>> start Records for this exercise

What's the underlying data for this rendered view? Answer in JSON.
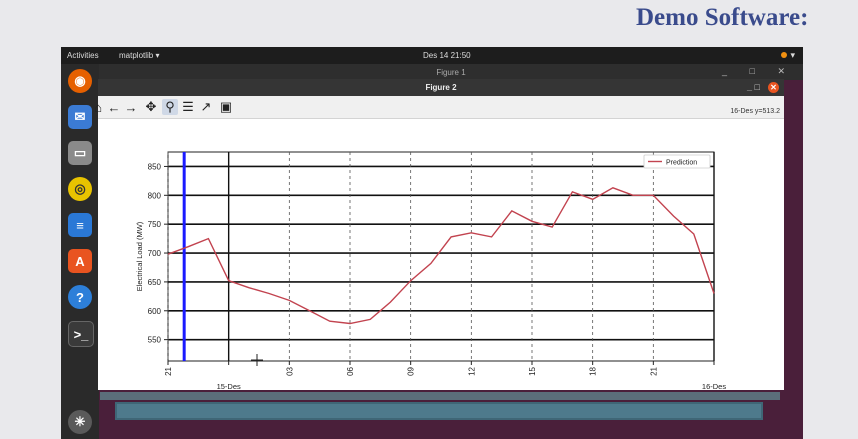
{
  "slide": {
    "title": "Demo Software:"
  },
  "topbar": {
    "activities": "Activities",
    "app_menu": "matplotlib ▾",
    "clock": "Des 14  21:50",
    "tray": "▾"
  },
  "window1": {
    "title": "Figure 1",
    "controls": "_ □ ✕"
  },
  "window2": {
    "title": "Figure 2",
    "controls": "_   □",
    "close": "✕"
  },
  "toolbar": {
    "buttons": [
      "home-icon",
      "back-icon",
      "forward-icon",
      "pan-icon",
      "zoom-icon",
      "configure-subplots-icon",
      "edit-axis-icon",
      "save-icon"
    ],
    "coord_readout": "16-Des y=513.2"
  },
  "dock": {
    "icons": [
      "firefox-icon",
      "mail-icon",
      "files-icon",
      "rhythmbox-icon",
      "writer-icon",
      "software-center-icon",
      "help-icon",
      "terminal-icon",
      "show-apps-icon"
    ]
  },
  "chart_data": {
    "type": "line",
    "ylabel": "Electrical Load (MW)",
    "xlabel": "",
    "ylim": [
      513,
      875
    ],
    "yticks": [
      550,
      600,
      650,
      700,
      750,
      800,
      850
    ],
    "xticks": [
      {
        "h": 21,
        "label": "21"
      },
      {
        "h": 24,
        "label": "15-Des"
      },
      {
        "h": 27,
        "label": "03"
      },
      {
        "h": 30,
        "label": "06"
      },
      {
        "h": 33,
        "label": "09"
      },
      {
        "h": 36,
        "label": "12"
      },
      {
        "h": 39,
        "label": "15"
      },
      {
        "h": 42,
        "label": "18"
      },
      {
        "h": 45,
        "label": "21"
      },
      {
        "h": 48,
        "label": "16-Des"
      }
    ],
    "xlim": [
      21,
      48
    ],
    "legend": {
      "entry": "Prediction",
      "position": "top-right"
    },
    "series": [
      {
        "name": "Prediction",
        "color": "#c2434f",
        "x": [
          21,
          22,
          23,
          24,
          25,
          26,
          27,
          28,
          29,
          30,
          31,
          32,
          33,
          34,
          35,
          36,
          37,
          38,
          39,
          40,
          41,
          42,
          43,
          44,
          45,
          46,
          47,
          48
        ],
        "y": [
          698,
          711,
          725,
          652,
          640,
          630,
          618,
          600,
          582,
          578,
          585,
          615,
          652,
          682,
          728,
          735,
          728,
          773,
          755,
          745,
          806,
          793,
          813,
          800,
          800,
          764,
          733,
          630
        ]
      }
    ],
    "vlines": [
      {
        "x": 21.8,
        "color": "#1a1aff",
        "width": 3
      },
      {
        "x": 24,
        "color": "#111111",
        "width": 1.4
      },
      {
        "x": 48,
        "color": "#111111",
        "width": 1.4
      }
    ],
    "grid": true
  }
}
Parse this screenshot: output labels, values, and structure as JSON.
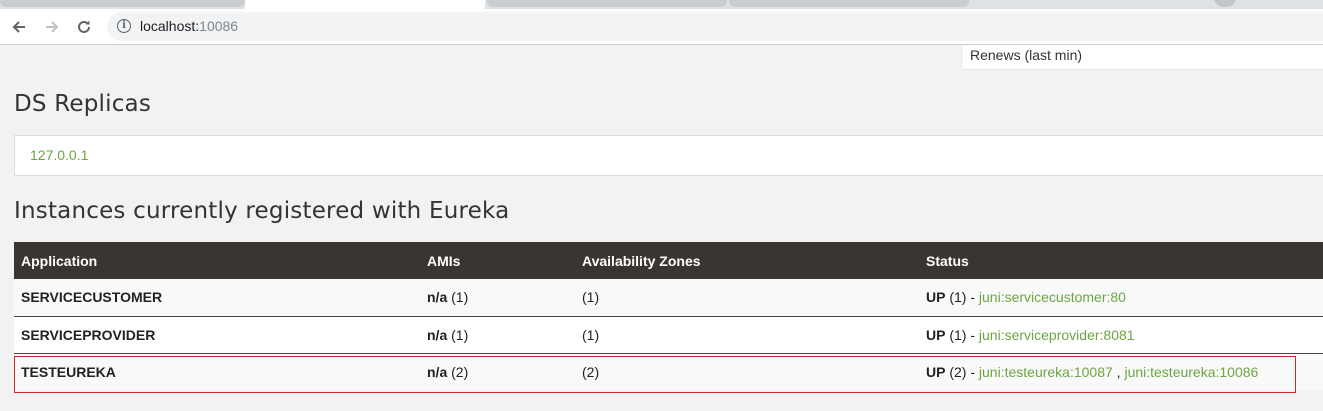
{
  "browser": {
    "url_host": "localhost:",
    "url_port": "10086"
  },
  "stats": {
    "renews_label": "Renews (last min)"
  },
  "replicas": {
    "title": "DS Replicas",
    "items": [
      "127.0.0.1"
    ]
  },
  "instances": {
    "title": "Instances currently registered with Eureka",
    "columns": [
      "Application",
      "AMIs",
      "Availability Zones",
      "Status"
    ],
    "rows": [
      {
        "application": "SERVICECUSTOMER",
        "ami_bold": "n/a",
        "ami_count": " (1)",
        "zones": "(1)",
        "status_bold": "UP",
        "status_count": " (1) - ",
        "links": [
          "juni:servicecustomer:80"
        ]
      },
      {
        "application": "SERVICEPROVIDER",
        "ami_bold": "n/a",
        "ami_count": " (1)",
        "zones": "(1)",
        "status_bold": "UP",
        "status_count": " (1) - ",
        "links": [
          "juni:serviceprovider:8081"
        ]
      },
      {
        "application": "TESTEUREKA",
        "ami_bold": "n/a",
        "ami_count": " (2)",
        "zones": "(2)",
        "status_bold": "UP",
        "status_count": " (2) - ",
        "links": [
          "juni:testeureka:10087",
          "juni:testeureka:10086"
        ],
        "link_separator": " , "
      }
    ]
  },
  "colors": {
    "header_bg": "#3a3530",
    "link_green": "#6da543",
    "highlight_red": "#c8282a"
  }
}
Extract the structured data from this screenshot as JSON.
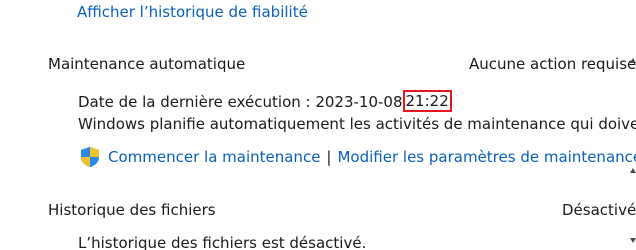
{
  "reliability_link": "Afficher l’historique de fiabilité",
  "maintenance": {
    "title": "Maintenance automatique",
    "status": "Aucune action requise",
    "last_run_label": "Date de la dernière exécution : 2023-10-08",
    "last_run_time": "21:22",
    "description": "Windows planifie automatiquement les activités de maintenance qui doivent",
    "start_link": "Commencer la maintenance",
    "separator": "|",
    "settings_link": "Modifier les paramètres de maintenance"
  },
  "file_history": {
    "title": "Historique des fichiers",
    "status": "Désactivé",
    "description": "L’historique des fichiers est désactivé."
  },
  "colors": {
    "link": "#0a5fb8",
    "highlight_border": "#e8141e"
  },
  "icons": {
    "shield": "uac-shield-icon"
  }
}
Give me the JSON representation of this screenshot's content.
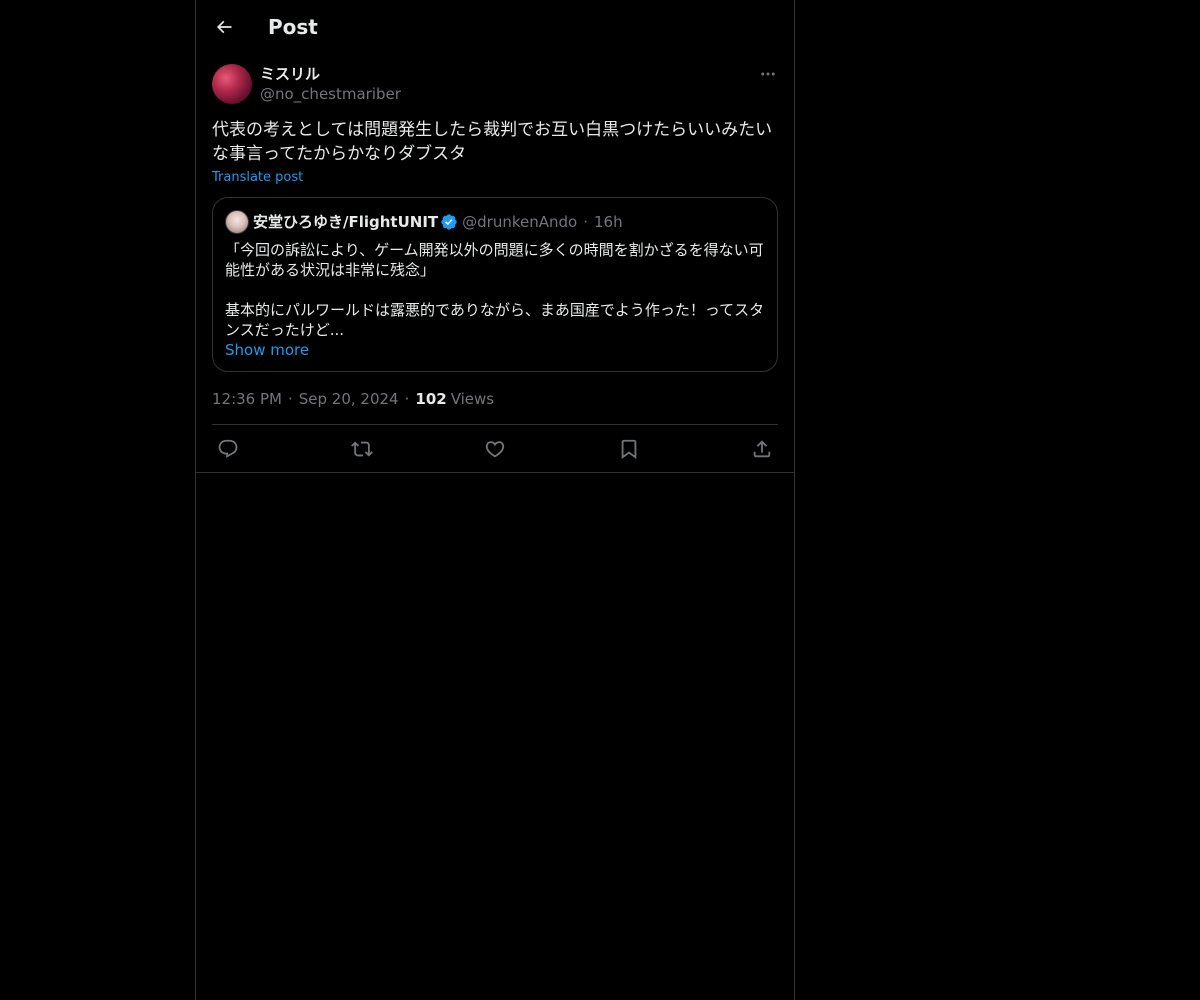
{
  "header": {
    "title": "Post"
  },
  "post": {
    "display_name": "ミスリル",
    "handle": "@no_chestmariber",
    "text": "代表の考えとしては問題発生したら裁判でお互い白黒つけたらいいみたいな事言ってたからかなりダブスタ",
    "translate_label": "Translate post",
    "time": "12:36 PM",
    "date": "Sep 20, 2024",
    "views_count": "102",
    "views_label": "Views"
  },
  "quote": {
    "display_name": "安堂ひろゆき/FlightUNIT",
    "handle": "@drunkenAndo",
    "time": "16h",
    "text": "「今回の訴訟により、ゲーム開発以外の問題に多くの時間を割かざるを得ない可能性がある状況は非常に残念」\n\n基本的にパルワールドは露悪的でありながら、まあ国産でよう作った！ってスタンスだったけど...",
    "show_more_label": "Show more"
  },
  "colors": {
    "background": "#000000",
    "accent": "#1d9bf0",
    "border": "#2f3336",
    "muted": "#71767b",
    "verified": "#1d9bf0"
  },
  "icons": [
    "back-arrow-icon",
    "more-icon",
    "verified-icon",
    "reply-icon",
    "repost-icon",
    "like-icon",
    "bookmark-icon",
    "share-icon"
  ]
}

>> end Records for this exercise

**Problem:** Look through the listing above. Pick out each line with "fichiers" and copy it.

**The reply:**
    "title": "Historique des fichiers",
    "description": "L’historique des fichiers est désactivé."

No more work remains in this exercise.